[Extracted records]
:::::

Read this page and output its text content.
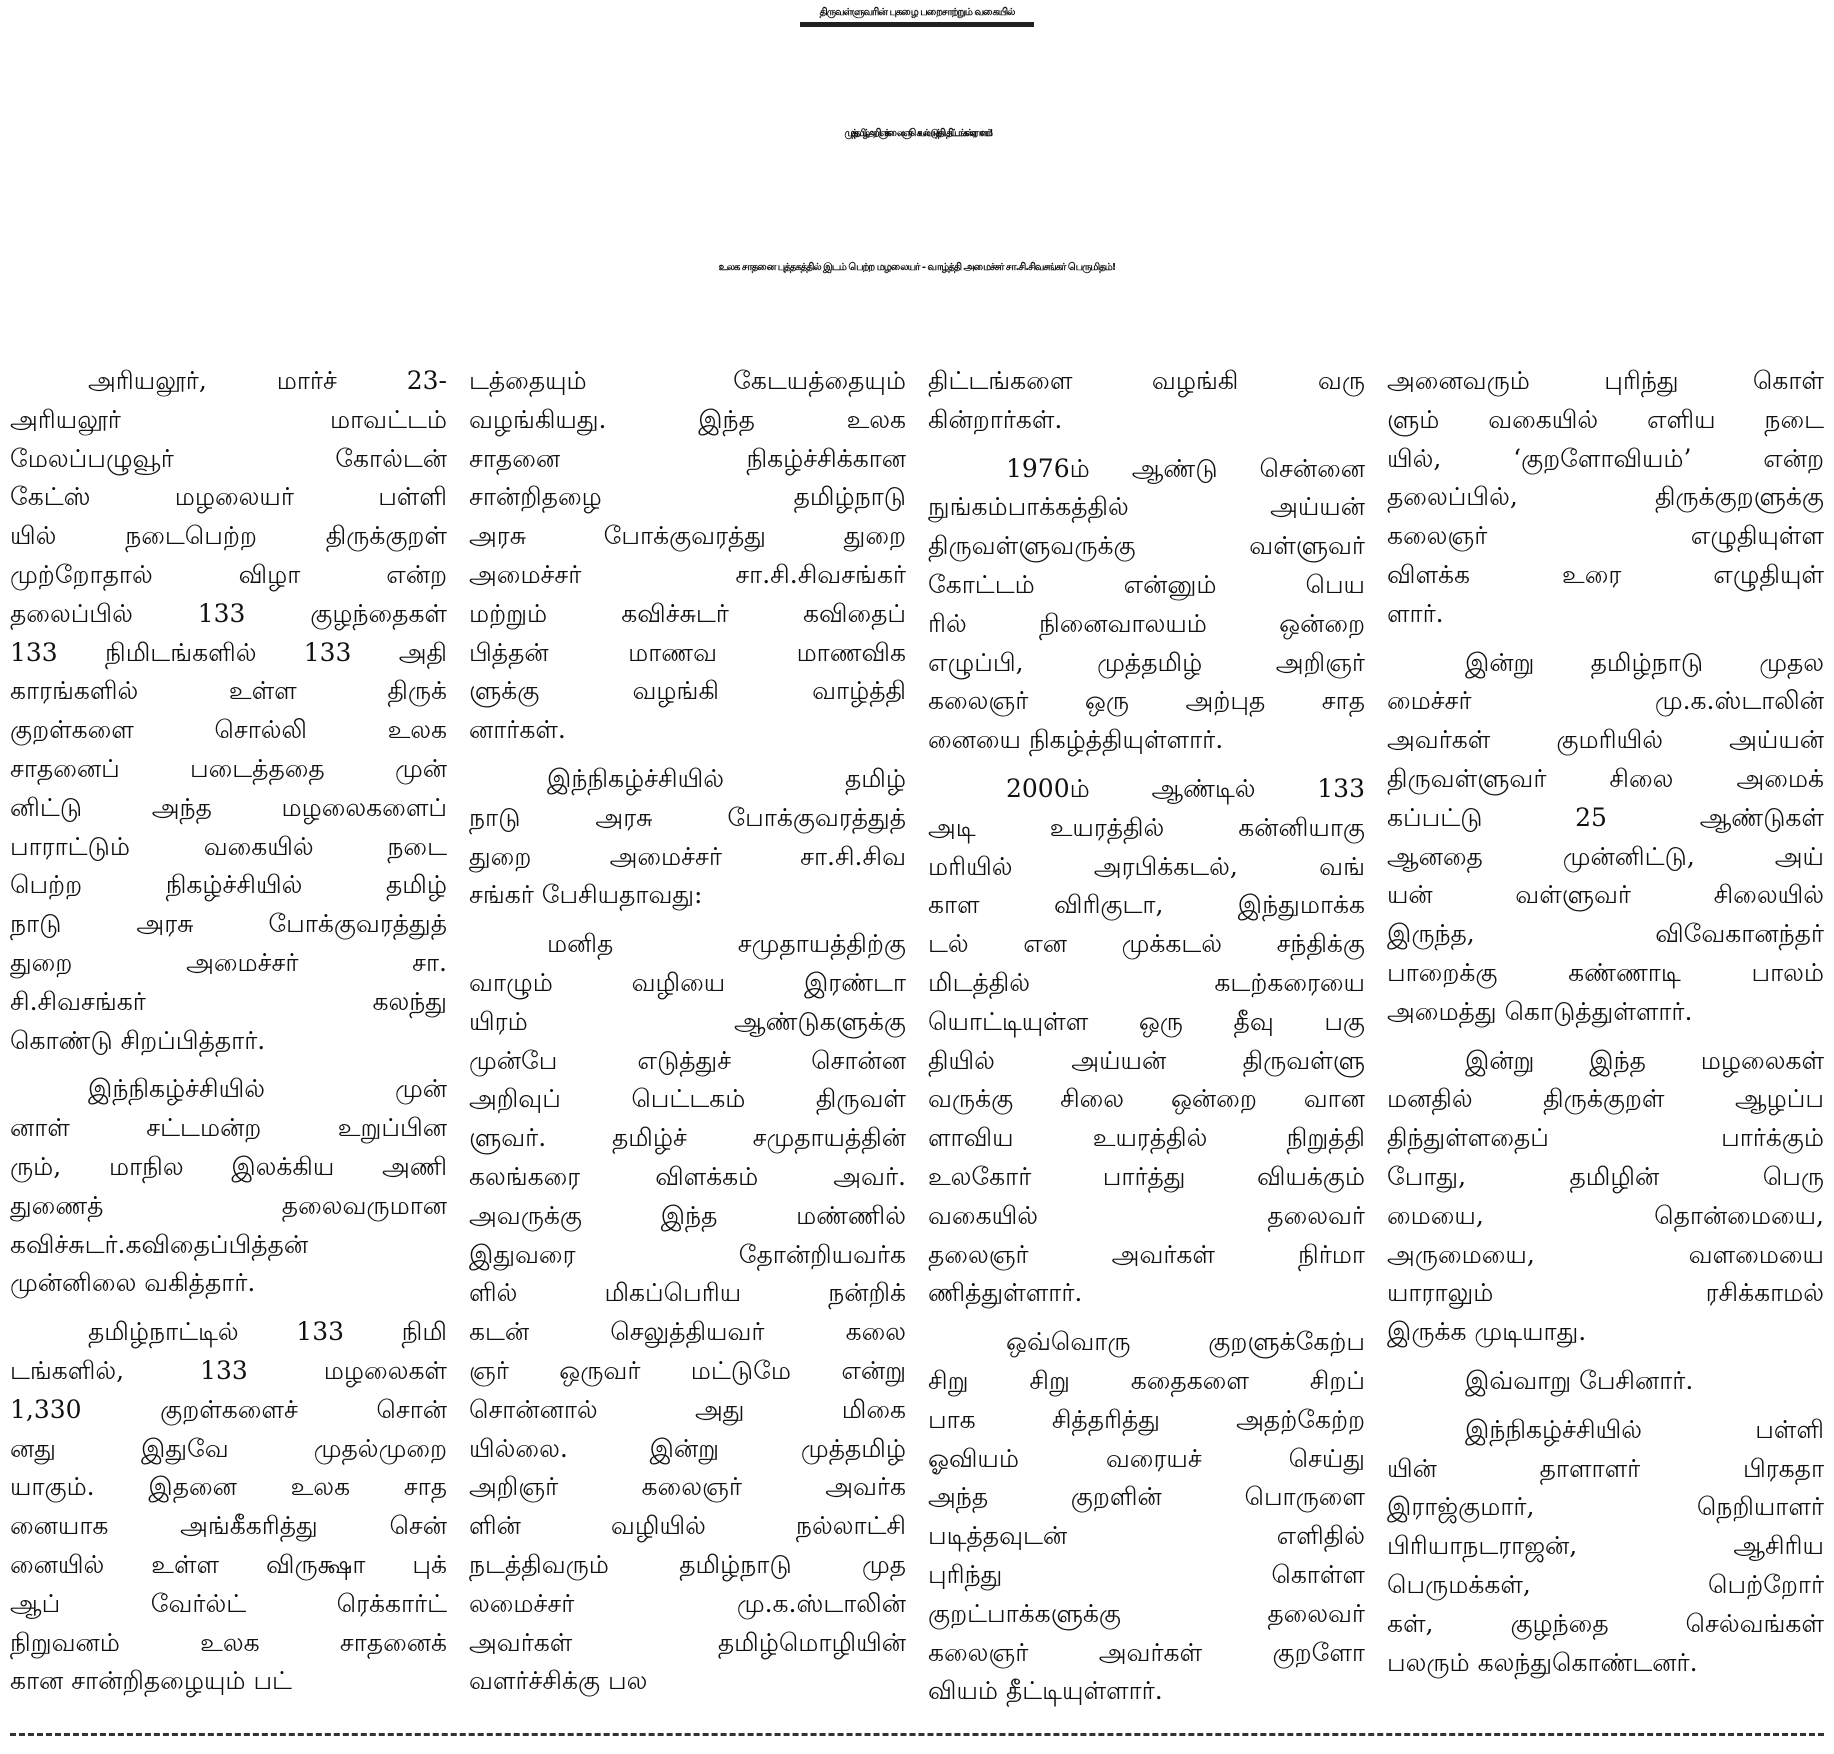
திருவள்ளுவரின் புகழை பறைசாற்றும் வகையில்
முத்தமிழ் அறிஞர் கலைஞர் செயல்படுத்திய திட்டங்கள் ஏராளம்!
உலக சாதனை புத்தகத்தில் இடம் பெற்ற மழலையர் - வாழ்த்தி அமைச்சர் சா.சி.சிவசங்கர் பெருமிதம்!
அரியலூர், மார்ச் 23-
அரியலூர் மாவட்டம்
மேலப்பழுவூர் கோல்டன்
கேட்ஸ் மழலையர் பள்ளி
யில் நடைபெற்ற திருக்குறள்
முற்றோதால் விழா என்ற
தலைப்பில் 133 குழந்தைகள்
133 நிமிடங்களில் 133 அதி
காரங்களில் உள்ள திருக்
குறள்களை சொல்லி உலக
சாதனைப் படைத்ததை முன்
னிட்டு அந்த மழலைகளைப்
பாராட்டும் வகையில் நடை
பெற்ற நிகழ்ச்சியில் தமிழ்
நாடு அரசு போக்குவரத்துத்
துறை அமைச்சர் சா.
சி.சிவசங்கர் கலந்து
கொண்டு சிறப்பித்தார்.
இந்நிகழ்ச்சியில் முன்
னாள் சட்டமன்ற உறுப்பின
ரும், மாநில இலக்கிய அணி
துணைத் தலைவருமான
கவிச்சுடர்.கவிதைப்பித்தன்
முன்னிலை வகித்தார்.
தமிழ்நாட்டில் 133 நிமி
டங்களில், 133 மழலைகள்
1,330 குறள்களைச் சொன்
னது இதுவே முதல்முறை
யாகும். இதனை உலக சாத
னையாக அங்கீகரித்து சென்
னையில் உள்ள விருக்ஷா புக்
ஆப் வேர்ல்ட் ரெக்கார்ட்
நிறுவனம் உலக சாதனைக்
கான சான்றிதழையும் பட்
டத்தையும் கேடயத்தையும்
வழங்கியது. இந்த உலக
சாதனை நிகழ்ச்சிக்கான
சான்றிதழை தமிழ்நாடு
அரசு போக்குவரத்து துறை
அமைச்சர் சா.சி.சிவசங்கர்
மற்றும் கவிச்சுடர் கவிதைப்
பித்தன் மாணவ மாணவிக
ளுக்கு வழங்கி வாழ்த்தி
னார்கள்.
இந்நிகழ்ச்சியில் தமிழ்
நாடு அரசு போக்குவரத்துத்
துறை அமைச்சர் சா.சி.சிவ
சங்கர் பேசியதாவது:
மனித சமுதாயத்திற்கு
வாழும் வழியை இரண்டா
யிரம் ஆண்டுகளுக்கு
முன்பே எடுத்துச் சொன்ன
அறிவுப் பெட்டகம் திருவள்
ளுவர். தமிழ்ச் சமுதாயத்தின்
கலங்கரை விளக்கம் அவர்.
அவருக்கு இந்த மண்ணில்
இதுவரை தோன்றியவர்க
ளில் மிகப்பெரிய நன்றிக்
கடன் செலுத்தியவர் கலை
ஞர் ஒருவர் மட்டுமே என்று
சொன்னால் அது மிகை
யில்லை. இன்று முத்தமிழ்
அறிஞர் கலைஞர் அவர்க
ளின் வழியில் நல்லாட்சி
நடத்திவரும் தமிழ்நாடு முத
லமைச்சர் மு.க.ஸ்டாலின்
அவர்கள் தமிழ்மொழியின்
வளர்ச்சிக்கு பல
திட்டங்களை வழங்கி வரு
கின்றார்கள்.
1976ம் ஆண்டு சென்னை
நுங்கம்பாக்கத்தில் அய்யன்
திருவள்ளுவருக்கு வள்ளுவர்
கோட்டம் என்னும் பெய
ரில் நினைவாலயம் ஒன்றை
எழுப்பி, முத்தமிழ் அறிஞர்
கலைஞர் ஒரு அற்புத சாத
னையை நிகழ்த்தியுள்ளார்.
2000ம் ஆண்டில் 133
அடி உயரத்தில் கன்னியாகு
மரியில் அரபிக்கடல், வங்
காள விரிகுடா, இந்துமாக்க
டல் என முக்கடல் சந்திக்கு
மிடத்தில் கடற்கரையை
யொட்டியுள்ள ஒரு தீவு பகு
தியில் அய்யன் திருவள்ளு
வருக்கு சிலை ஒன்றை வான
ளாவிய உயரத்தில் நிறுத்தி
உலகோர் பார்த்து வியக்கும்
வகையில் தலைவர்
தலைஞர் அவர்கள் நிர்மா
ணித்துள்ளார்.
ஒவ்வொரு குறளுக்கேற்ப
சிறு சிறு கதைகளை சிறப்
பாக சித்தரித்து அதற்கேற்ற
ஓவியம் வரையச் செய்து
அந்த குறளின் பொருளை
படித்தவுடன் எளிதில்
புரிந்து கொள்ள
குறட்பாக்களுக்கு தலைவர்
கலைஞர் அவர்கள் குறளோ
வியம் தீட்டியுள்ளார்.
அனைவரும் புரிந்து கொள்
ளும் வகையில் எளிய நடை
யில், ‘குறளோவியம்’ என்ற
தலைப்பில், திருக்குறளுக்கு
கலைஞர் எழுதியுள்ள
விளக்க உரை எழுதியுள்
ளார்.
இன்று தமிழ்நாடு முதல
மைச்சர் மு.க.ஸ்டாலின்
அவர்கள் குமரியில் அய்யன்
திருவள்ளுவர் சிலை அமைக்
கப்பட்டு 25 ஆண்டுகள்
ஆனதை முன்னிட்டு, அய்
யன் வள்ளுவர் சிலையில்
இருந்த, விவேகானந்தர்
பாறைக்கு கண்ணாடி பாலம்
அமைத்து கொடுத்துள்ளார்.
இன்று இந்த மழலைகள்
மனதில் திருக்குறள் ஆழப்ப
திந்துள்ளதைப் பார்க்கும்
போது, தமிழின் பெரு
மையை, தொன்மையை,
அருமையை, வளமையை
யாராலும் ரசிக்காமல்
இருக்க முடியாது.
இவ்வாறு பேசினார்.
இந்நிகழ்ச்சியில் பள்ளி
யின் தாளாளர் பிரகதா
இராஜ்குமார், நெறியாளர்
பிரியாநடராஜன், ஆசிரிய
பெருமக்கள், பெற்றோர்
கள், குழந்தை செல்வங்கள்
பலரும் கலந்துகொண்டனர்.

:::::

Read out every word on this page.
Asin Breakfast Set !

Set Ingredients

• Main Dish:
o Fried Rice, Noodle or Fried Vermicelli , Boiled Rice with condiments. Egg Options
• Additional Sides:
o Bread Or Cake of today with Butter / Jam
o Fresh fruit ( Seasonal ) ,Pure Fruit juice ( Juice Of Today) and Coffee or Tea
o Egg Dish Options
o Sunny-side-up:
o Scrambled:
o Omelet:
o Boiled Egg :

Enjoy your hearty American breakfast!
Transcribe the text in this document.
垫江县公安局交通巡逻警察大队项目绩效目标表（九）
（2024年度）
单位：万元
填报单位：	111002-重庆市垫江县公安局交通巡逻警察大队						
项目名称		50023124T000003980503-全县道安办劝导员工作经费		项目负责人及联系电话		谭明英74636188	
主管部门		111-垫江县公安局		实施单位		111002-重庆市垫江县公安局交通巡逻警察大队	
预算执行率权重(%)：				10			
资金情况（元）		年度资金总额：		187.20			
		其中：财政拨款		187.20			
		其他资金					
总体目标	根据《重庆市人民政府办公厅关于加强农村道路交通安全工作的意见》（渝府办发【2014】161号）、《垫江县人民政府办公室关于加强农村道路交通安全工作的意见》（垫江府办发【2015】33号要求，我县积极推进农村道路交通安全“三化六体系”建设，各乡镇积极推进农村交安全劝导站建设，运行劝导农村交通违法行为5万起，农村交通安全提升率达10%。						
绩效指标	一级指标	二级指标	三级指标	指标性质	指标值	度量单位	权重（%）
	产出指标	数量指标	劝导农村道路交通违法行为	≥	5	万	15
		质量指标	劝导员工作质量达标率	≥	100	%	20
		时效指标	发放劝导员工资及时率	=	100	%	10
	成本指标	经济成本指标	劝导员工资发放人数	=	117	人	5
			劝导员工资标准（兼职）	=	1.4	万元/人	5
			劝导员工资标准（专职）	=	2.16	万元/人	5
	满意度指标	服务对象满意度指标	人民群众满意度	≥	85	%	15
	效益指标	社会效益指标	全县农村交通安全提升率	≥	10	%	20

:::::

Find the lines above that include the string "this" and copy them.

*REPLY*.
Read this page and output its text content.
Read out every word on this page.
Transcribe the text in this document.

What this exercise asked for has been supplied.